**What you are asked to do**
Collect all lines containing the word "Share" from the data.

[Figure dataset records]
------------------------------------------------------------

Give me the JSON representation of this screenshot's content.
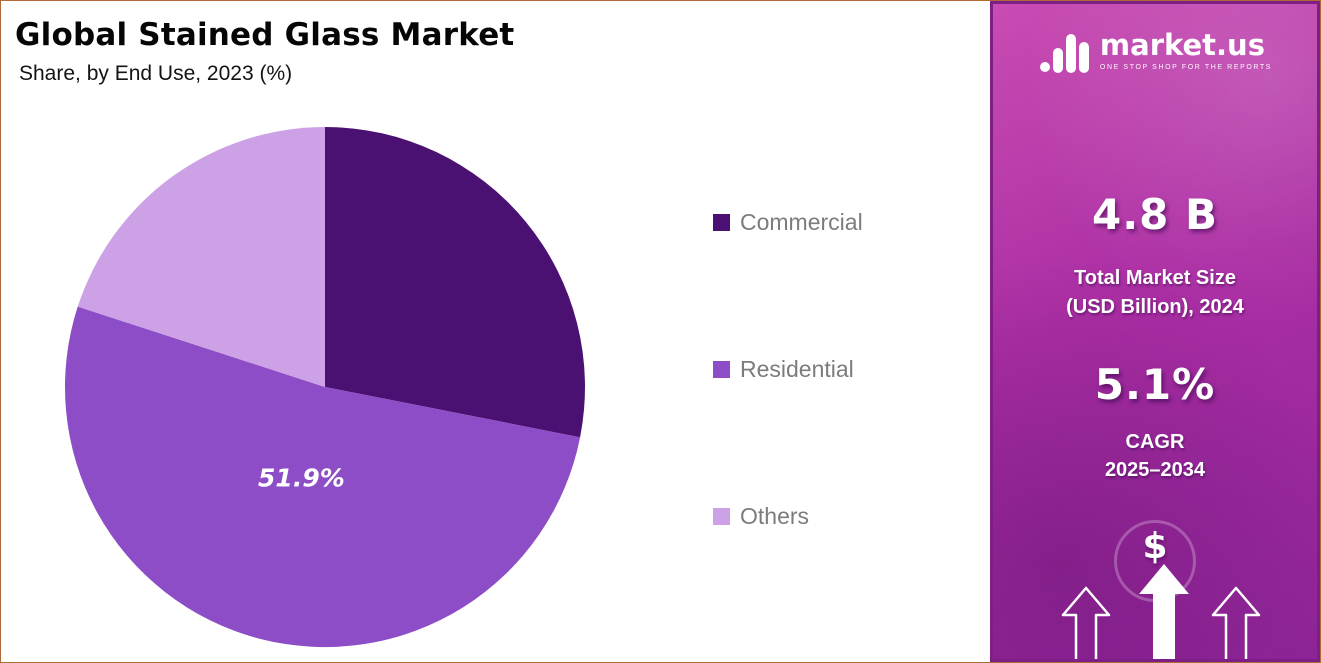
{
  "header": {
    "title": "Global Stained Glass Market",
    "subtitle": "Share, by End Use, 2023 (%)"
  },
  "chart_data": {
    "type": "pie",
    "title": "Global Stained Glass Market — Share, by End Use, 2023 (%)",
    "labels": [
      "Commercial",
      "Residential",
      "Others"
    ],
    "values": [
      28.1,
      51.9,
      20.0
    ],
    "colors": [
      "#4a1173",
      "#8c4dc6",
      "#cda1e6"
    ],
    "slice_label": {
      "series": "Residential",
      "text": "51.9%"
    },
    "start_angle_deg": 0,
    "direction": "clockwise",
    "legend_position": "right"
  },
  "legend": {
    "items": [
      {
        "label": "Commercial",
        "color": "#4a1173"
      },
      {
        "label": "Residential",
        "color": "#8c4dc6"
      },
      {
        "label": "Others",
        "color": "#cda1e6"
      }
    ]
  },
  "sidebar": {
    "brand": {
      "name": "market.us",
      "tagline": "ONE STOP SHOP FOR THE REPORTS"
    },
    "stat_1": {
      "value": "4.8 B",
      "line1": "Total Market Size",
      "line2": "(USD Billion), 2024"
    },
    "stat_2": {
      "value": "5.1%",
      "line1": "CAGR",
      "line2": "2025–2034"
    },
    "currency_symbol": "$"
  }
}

------------------------------------------------------------

**Completed exercise**
    "subtitle": "Share, by End Use, 2023 (%)"
    "title": "Global Stained Glass Market — Share, by End Use, 2023 (%)",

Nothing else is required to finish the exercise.